Written task
Write the data out again exactly, dropping any images it holds.

Dataset
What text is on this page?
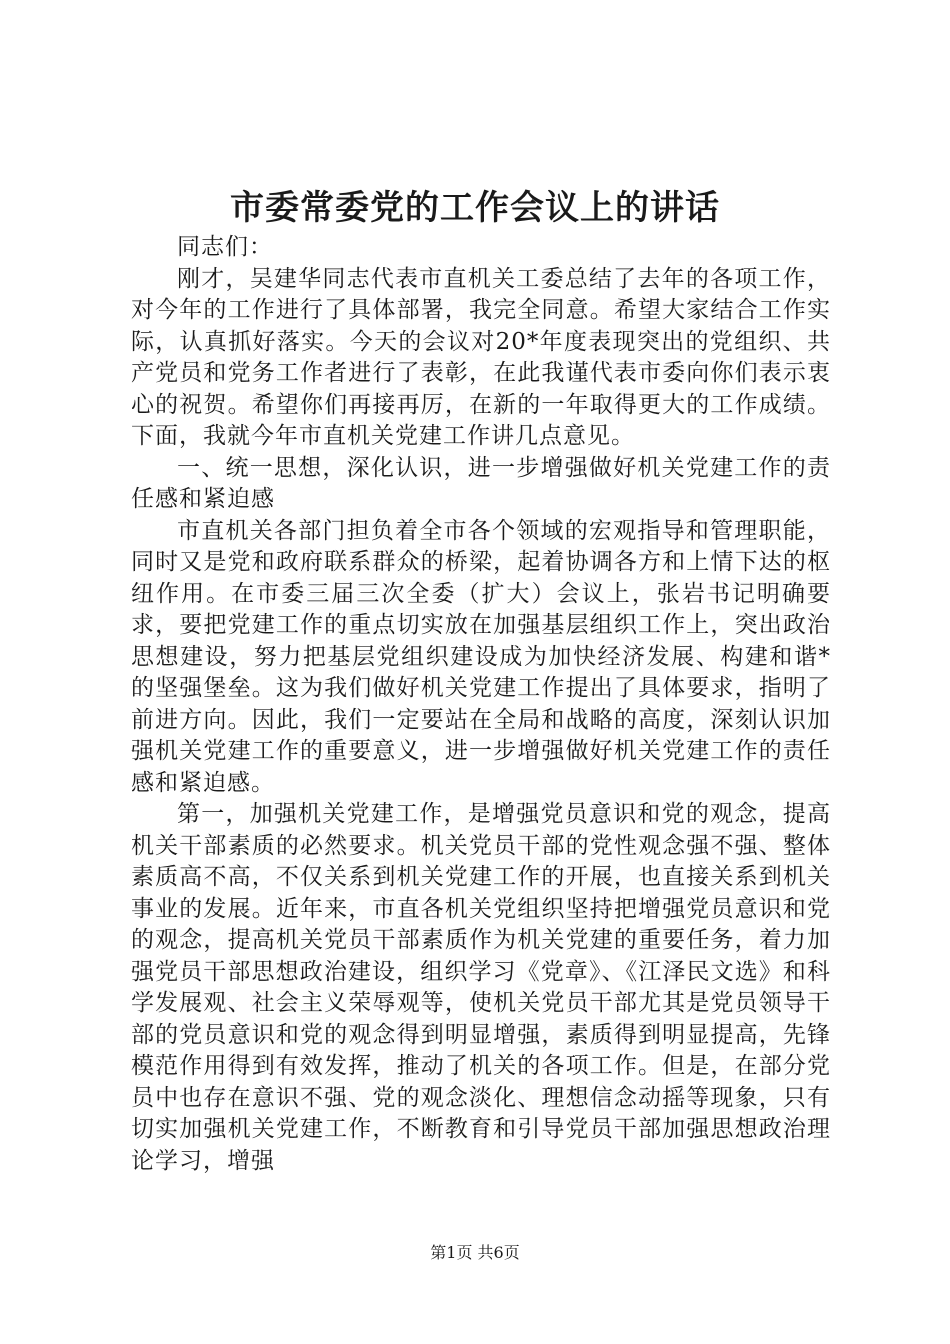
市委常委党的工作会议上的讲话

同志们：

刚才，吴建华同志代表市直机关工委总结了去年的各项工作，对今年的工作进行了具体部署，我完全同意。希望大家结合工作实际，认真抓好落实。今天的会议对20*年度表现突出的党组织、共产党员和党务工作者进行了表彰，在此我谨代表市委向你们表示衷心的祝贺。希望你们再接再厉，在新的一年取得更大的工作成绩。下面，我就今年市直机关党建工作讲几点意见。

一、统一思想，深化认识，进一步增强做好机关党建工作的责任感和紧迫感

市直机关各部门担负着全市各个领域的宏观指导和管理职能，同时又是党和政府联系群众的桥梁，起着协调各方和上情下达的枢纽作用。在市委三届三次全委（扩大）会议上，张岩书记明确要求，要把党建工作的重点切实放在加强基层组织工作上，突出政治思想建设，努力把基层党组织建设成为加快经济发展、构建和谐*的坚强堡垒。这为我们做好机关党建工作提出了具体要求，指明了前进方向。因此，我们一定要站在全局和战略的高度，深刻认识加强机关党建工作的重要意义，进一步增强做好机关党建工作的责任感和紧迫感。

第一，加强机关党建工作，是增强党员意识和党的观念，提高机关干部素质的必然要求。机关党员干部的党性观念强不强、整体素质高不高，不仅关系到机关党建工作的开展，也直接关系到机关事业的发展。近年来，市直各机关党组织坚持把增强党员意识和党的观念，提高机关党员干部素质作为机关党建的重要任务，着力加强党员干部思想政治建设，组织学习《党章》、《江泽民文选》和科学发展观、社会主义荣辱观等，使机关党员干部尤其是党员领导干部的党员意识和党的观念得到明显增强，素质得到明显提高，先锋模范作用得到有效发挥，推动了机关的各项工作。但是，在部分党员中也存在意识不强、党的观念淡化、理想信念动摇等现象，只有切实加强机关党建工作，不断教育和引导党员干部加强思想政治理论学习，增强

第1页 共6页
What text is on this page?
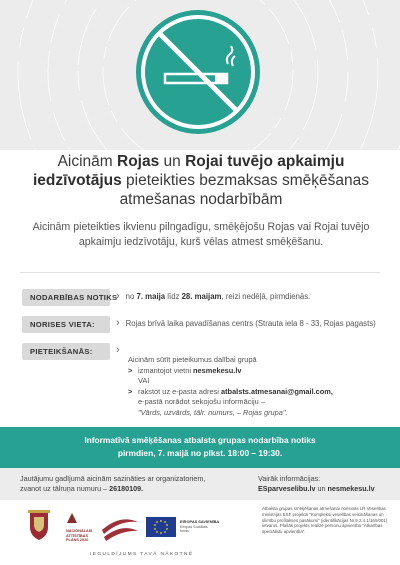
Aicinām Rojas un Rojai tuvējo apkaimju iedzīvotājus pieteikties bezmaksas smēķēšanas atmešanas nodarbībām
Aicinām pieteikties ikvienu pilngadīgu, smēķējošu Rojas vai Rojai tuvējo apkaimju iedzīvotāju, kurš vēlas atmest smēķēšanu.
NODARBĪBAS NOTIKS
› no 7. maija līdz 28. maijam, reizi nedēļā, pirmdienās.
NORISES VIETA:	› Rojas brīvā laika pavadīšanas centrs (Strauta iela 8 - 33, Rojas pagasts)
PIETEIKŠANĀS:	›
Aicinām sūtīt pieteikumus dalībai grupā
> izmantojot vietni nesmekesu.lv
VAI
> rakstot uz e-pasta adresi atbalsts.atmesanai@gmail.com,
e-pastā norādot sekojošu informāciju –
"Vārds, uzvārds, tālr. numurs, – Rojas grupa".
Informatīvā smēķēšanas atbalsta grupas nodarbība notiks
pirmdien, 7. maijā no plkst. 18:00 – 19:30.
Jautājumu gadījumā aicinām sazināties ar organizatoriem,
zvanot uz tālruņa numuru – 26180109.
Vairāk informācijas:
ESparveselibu.lv un nesmekesu.lv
NACIONĀLAIS ATTĪSTĪBAS PLĀNS 2020
EIROPAS SAVIENĪBA
Eiropas Sociālais
fonds
IEGULDĪJUMS TAVĀ NĀKOTNĒ
Atbalsta grupas smēķēšanas atmešanai norisinās LR Veselības ministrijas ESF projekta "Kompleksi veselības veicināšanas un slimību profilakses pasākumi" (identifikācijas Nr.9.2.4.1/16/I/001) ietvaros. Plašāk projekts realizē personu apvienība "Atkarības speciālistu apvienība".
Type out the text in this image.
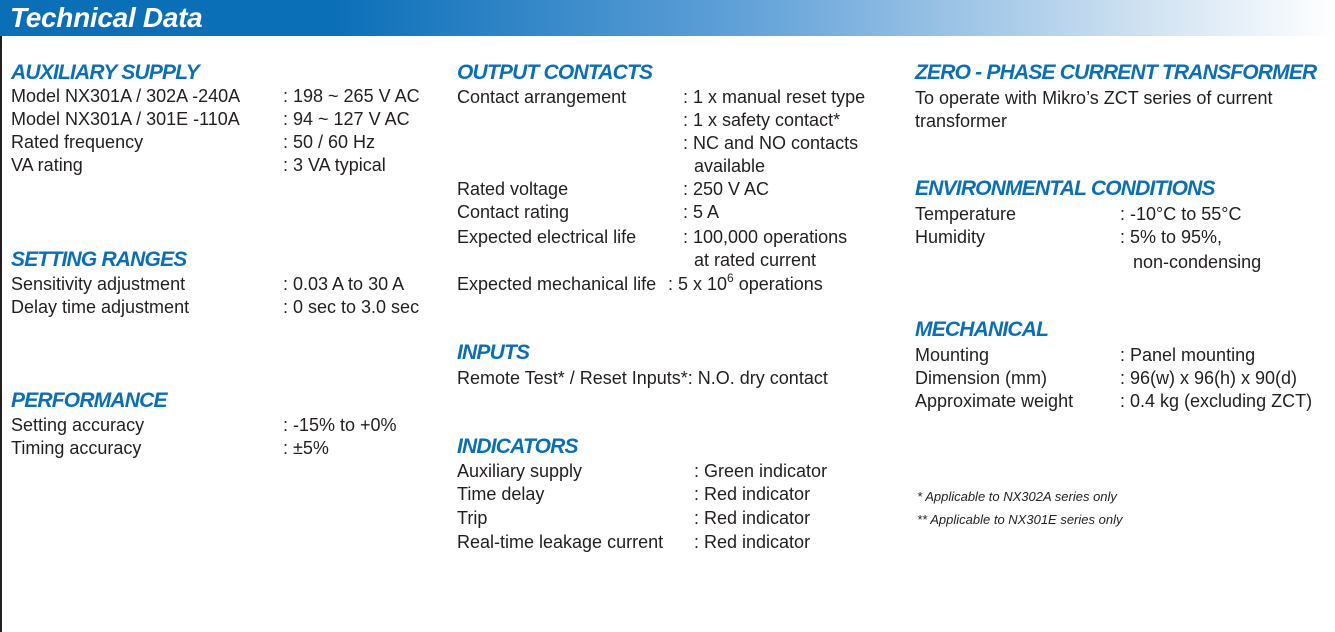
Technical Data
AUXILIARY SUPPLY
Model NX301A / 302A -240A : 198 ~ 265 V AC
Model NX301A / 301E -110A : 94 ~ 127 V AC
Rated frequency	: 50 / 60 Hz
VA rating	: 3 VA typical
SETTING RANGES
Sensitivity adjustment	: 0.03 A to 30 A
Delay time adjustment	: 0 sec to 3.0 sec
PERFORMANCE
Setting accuracy	: -15% to +0%
Timing accuracy	: ±5%
OUTPUT CONTACTS
Contact arrangement	: 1 x manual reset type
: 1 x safety contact*
: NC and NO contacts
available
Rated voltage	: 250 V AC
Contact rating	: 5 A
Expected electrical life	: 100,000 operations
at rated current
Expected mechanical life : 5 x $10^6$ operations
INPUTS
Remote Test* / Reset Inputs*: N.O. dry contact
INDICATORS
Auxiliary supply	: Green indicator
Time delay	: Red indicator
Trip	: Red indicator
Real-time leakage current : Red indicator
ZERO - PHASE CURRENT TRANSFORMER
To operate with Mikro’s ZCT series of current
transformer
ENVIRONMENTAL CONDITIONS
Temperature	: -10°C to 55°C
Humidity	: 5% to 95%,
non-condensing
MECHANICAL
Mounting	: Panel mounting
Dimension (mm)	: 96(w) x 96(h) x 90(d)
Approximate weight	: 0.4 kg (excluding ZCT)
* Applicable to NX302A series only
** Applicable to NX301E series only
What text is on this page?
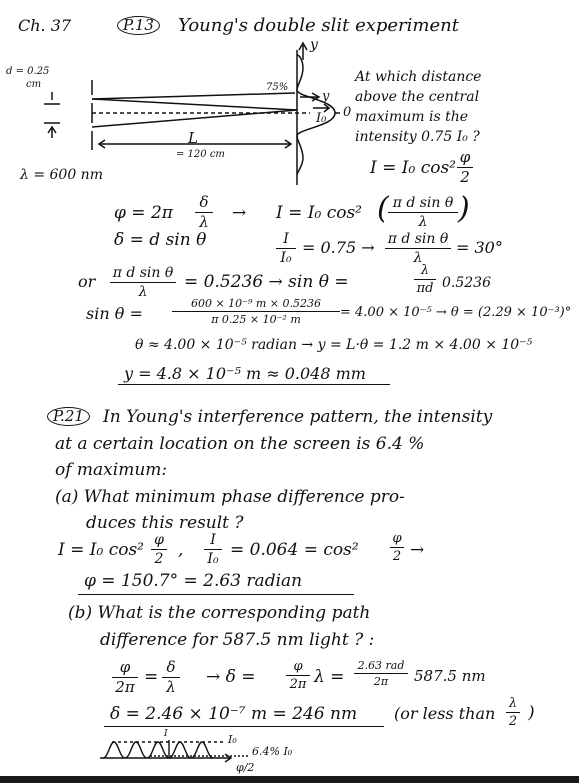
Ch. 37	P.13	Young's double slit experiment
d = 0.25
cm	75%
I₀
y
y
0
L
= 120 cm
λ = 600 nm
At which distance
above the central
maximum is the
intensity 0.75 I₀ ?
I = I₀ cos²
φ
2
φ = 2π
δ
λ → I = I₀ cos² ( π d sin θ
λ	)
δ = d sin θ	I
I₀
= 0.75 → π d sin θ
λ
= 30°
or π d sin θ
λ	= 0.5236 → sin θ =
λ
πd 0.5236
sin θ =
600 × 10⁻⁹ m × 0.5236
π 0.25 × 10⁻² m	= 4.00 × 10⁻⁵ → θ = (2.29 × 10⁻³)°
θ ≈ 4.00 × 10⁻⁵ radian → y = L·θ = 1.2 m × 4.00 × 10⁻⁵
y = 4.8 × 10⁻⁵ m ≈ 0.048 mm
P.21	In Young's interference pattern, the intensity
at a certain location on the screen is 6.4 %
of maximum:
(a) What minimum phase difference pro-
duces this result ?
I = I₀ cos² φ
2 ,	I
I₀ = 0.064 = cos²
φ
2 →
φ = 150.7° = 2.63 radian
(b) What is the corresponding path
difference for 587.5 nm light ? :
φ
2π = δ
λ → δ =
φ
2π λ =
2.63 rad
2π	587.5 nm
δ = 2.46 × 10⁻⁷ m = 246 nm (or less than
λ
2 )
I	I₀
6.4% I₀
φ/2
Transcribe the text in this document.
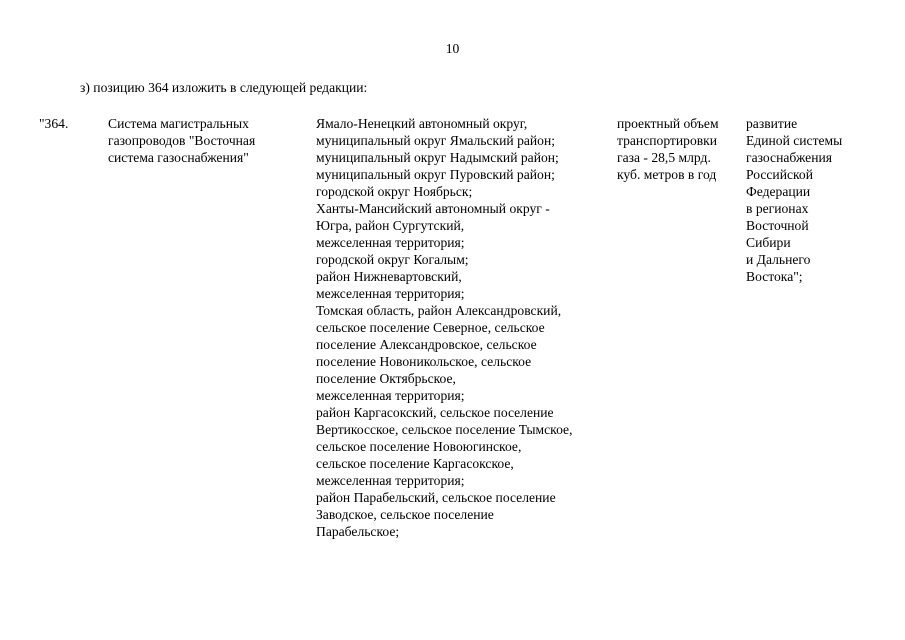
10
з) позицию 364 изложить в следующей редакции:
"364.	Система магистральных
газопроводов "Восточная
система газоснабжения"
Ямало-Ненецкий автономный округ,
муниципальный округ Ямальский район;
муниципальный округ Надымский район;
муниципальный округ Пуровский район;
городской округ Ноябрьск;
Ханты-Мансийский автономный округ -
Югра, район Сургутский,
межселенная территория;
городской округ Когалым;
район Нижневартовский,
межселенная территория;
Томская область, район Александровский,
сельское поселение Северное, сельское
поселение Александровское, сельское
поселение Новоникольское, сельское
поселение Октябрьское,
межселенная территория;
район Каргасокский, сельское поселение
Вертикосское, сельское поселение Тымское,
сельское поселение Новоюгинское,
сельское поселение Каргасокское,
межселенная территория;
район Парабельский, сельское поселение
Заводское, сельское поселение
Парабельское;
проектный объем
транспортировки
газа - 28,5 млрд.
куб. метров в год
развитие
Единой системы
газоснабжения
Российской
Федерации
в регионах
Восточной
Сибири
и Дальнего
Востока";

Task answer
What text is on this page?
市委常委党的工作会议上的讲话

同志们：

刚才，吴建华同志代表市直机关工委总结了去年的各项工作，对今年的工作进行了具体部署，我完全同意。希望大家结合工作实际，认真抓好落实。今天的会议对20*年度表现突出的党组织、共产党员和党务工作者进行了表彰，在此我谨代表市委向你们表示衷心的祝贺。希望你们再接再厉，在新的一年取得更大的工作成绩。下面，我就今年市直机关党建工作讲几点意见。

一、统一思想，深化认识，进一步增强做好机关党建工作的责任感和紧迫感

市直机关各部门担负着全市各个领域的宏观指导和管理职能，同时又是党和政府联系群众的桥梁，起着协调各方和上情下达的枢纽作用。在市委三届三次全委（扩大）会议上，张岩书记明确要求，要把党建工作的重点切实放在加强基层组织工作上，突出政治思想建设，努力把基层党组织建设成为加快经济发展、构建和谐*的坚强堡垒。这为我们做好机关党建工作提出了具体要求，指明了前进方向。因此，我们一定要站在全局和战略的高度，深刻认识加强机关党建工作的重要意义，进一步增强做好机关党建工作的责任感和紧迫感。

第一，加强机关党建工作，是增强党员意识和党的观念，提高机关干部素质的必然要求。机关党员干部的党性观念强不强、整体素质高不高，不仅关系到机关党建工作的开展，也直接关系到机关事业的发展。近年来，市直各机关党组织坚持把增强党员意识和党的观念，提高机关党员干部素质作为机关党建的重要任务，着力加强党员干部思想政治建设，组织学习《党章》、《江泽民文选》和科学发展观、社会主义荣辱观等，使机关党员干部尤其是党员领导干部的党员意识和党的观念得到明显增强，素质得到明显提高，先锋模范作用得到有效发挥，推动了机关的各项工作。但是，在部分党员中也存在意识不强、党的观念淡化、理想信念动摇等现象，只有切实加强机关党建工作，不断教育和引导党员干部加强思想政治理论学习，增强

第1页 共6页
What text is on this page?
Aicinām Rojas un Rojai tuvējo apkaimju iedzīvotājus pieteikties bezmaksas smēķēšanas atmešanas nodarbībām
Aicinām pieteikties ikvienu pilngadīgu, smēķējošu Rojas vai Rojai tuvējo apkaimju iedzīvotāju, kurš vēlas atmest smēķēšanu.
NODARBĪBAS NOTIKS
› no 7. maija līdz 28. maijam, reizi nedēļā, pirmdienās.
NORISES VIETA:	› Rojas brīvā laika pavadīšanas centrs (Strauta iela 8 - 33, Rojas pagasts)
PIETEIKŠANĀS:	›
Aicinām sūtīt pieteikumus dalībai grupā
> izmantojot vietni nesmekesu.lv
VAI
> rakstot uz e-pasta adresi atbalsts.atmesanai@gmail.com,
e-pastā norādot sekojošu informāciju –
"Vārds, uzvārds, tālr. numurs, – Rojas grupa".
Informatīvā smēķēšanas atbalsta grupas nodarbība notiks
pirmdien, 7. maijā no plkst. 18:00 – 19:30.
Jautājumu gadījumā aicinām sazināties ar organizatoriem,
zvanot uz tālruņa numuru – 26180109.
Vairāk informācijas:
ESparveselibu.lv un nesmekesu.lv
NACIONĀLAIS ATTĪSTĪBAS PLĀNS 2020
EIROPAS SAVIENĪBA
Eiropas Sociālais
fonds
IEGULDĪJUMS TAVĀ NĀKOTNĒ
Atbalsta grupas smēķēšanas atmešanai norisinās LR Veselības ministrijas ESF projekta "Kompleksi veselības veicināšanas un slimību profilakses pasākumi" (identifikācijas Nr.9.2.4.1/16/I/001) ietvaros. Plašāk projekts realizē personu apvienība "Atkarības speciālistu apvienība".
Type out the text in this image.
Technical Data
AUXILIARY SUPPLY
Model NX301A / 302A -240A : 198 ~ 265 V AC
Model NX301A / 301E -110A : 94 ~ 127 V AC
Rated frequency	: 50 / 60 Hz
VA rating	: 3 VA typical
SETTING RANGES
Sensitivity adjustment	: 0.03 A to 30 A
Delay time adjustment	: 0 sec to 3.0 sec
PERFORMANCE
Setting accuracy	: -15% to +0%
Timing accuracy	: ±5%
OUTPUT CONTACTS
Contact arrangement	: 1 x manual reset type
: 1 x safety contact*
: NC and NO contacts
available
Rated voltage	: 250 V AC
Contact rating	: 5 A
Expected electrical life	: 100,000 operations
at rated current
Expected mechanical life : 5 x $10^6$ operations
INPUTS
Remote Test* / Reset Inputs*: N.O. dry contact
INDICATORS
Auxiliary supply	: Green indicator
Time delay	: Red indicator
Trip	: Red indicator
Real-time leakage current : Red indicator
ZERO - PHASE CURRENT TRANSFORMER
To operate with Mikro’s ZCT series of current
transformer
ENVIRONMENTAL CONDITIONS
Temperature	: -10°C to 55°C
Humidity	: 5% to 95%,
non-condensing
MECHANICAL
Mounting	: Panel mounting
Dimension (mm)	: 96(w) x 96(h) x 90(d)
Approximate weight	: 0.4 kg (excluding ZCT)
* Applicable to NX302A series only
** Applicable to NX301E series only
What text is on this page?
Ch. 37	P.13	Young's double slit experiment
d = 0.25
cm	75%
I₀
y
y
0
L
= 120 cm
λ = 600 nm
At which distance
above the central
maximum is the
intensity 0.75 I₀ ?
I = I₀ cos²
φ
2
φ = 2π
δ
λ → I = I₀ cos² ( π d sin θ
λ	)
δ = d sin θ	I
I₀
= 0.75 → π d sin θ
λ
= 30°
or π d sin θ
λ	= 0.5236 → sin θ =
λ
πd 0.5236
sin θ =
600 × 10⁻⁹ m × 0.5236
π 0.25 × 10⁻² m	= 4.00 × 10⁻⁵ → θ = (2.29 × 10⁻³)°
θ ≈ 4.00 × 10⁻⁵ radian → y = L·θ = 1.2 m × 4.00 × 10⁻⁵
y = 4.8 × 10⁻⁵ m ≈ 0.048 mm
P.21	In Young's interference pattern, the intensity
at a certain location on the screen is 6.4 %
of maximum:
(a) What minimum phase difference pro-
duces this result ?
I = I₀ cos² φ
2 ,	I
I₀ = 0.064 = cos²
φ
2 →
φ = 150.7° = 2.63 radian
(b) What is the corresponding path
difference for 587.5 nm light ? :
φ
2π = δ
λ → δ =
φ
2π λ =
2.63 rad
2π	587.5 nm
δ = 2.46 × 10⁻⁷ m = 246 nm (or less than
λ
2 )
I	I₀
6.4% I₀
φ/2
Transcribe the text in this document.
10
з) позицию 364 изложить в следующей редакции:
"364.	Система магистральных
газопроводов "Восточная
система газоснабжения"
Ямало-Ненецкий автономный округ,
муниципальный округ Ямальский район;
муниципальный округ Надымский район;
муниципальный округ Пуровский район;
городской округ Ноябрьск;
Ханты-Мансийский автономный округ -
Югра, район Сургутский,
межселенная территория;
городской округ Когалым;
район Нижневартовский,
межселенная территория;
Томская область, район Александровский,
сельское поселение Северное, сельское
поселение Александровское, сельское
поселение Новоникольское, сельское
поселение Октябрьское,
межселенная территория;
район Каргасокский, сельское поселение
Вертикосское, сельское поселение Тымское,
сельское поселение Новоюгинское,
сельское поселение Каргасокское,
межселенная территория;
район Парабельский, сельское поселение
Заводское, сельское поселение
Парабельское;
проектный объем
транспортировки
газа - 28,5 млрд.
куб. метров в год
развитие
Единой системы
газоснабжения
Российской
Федерации
в регионах
Восточной
Сибири
и Дальнего
Востока";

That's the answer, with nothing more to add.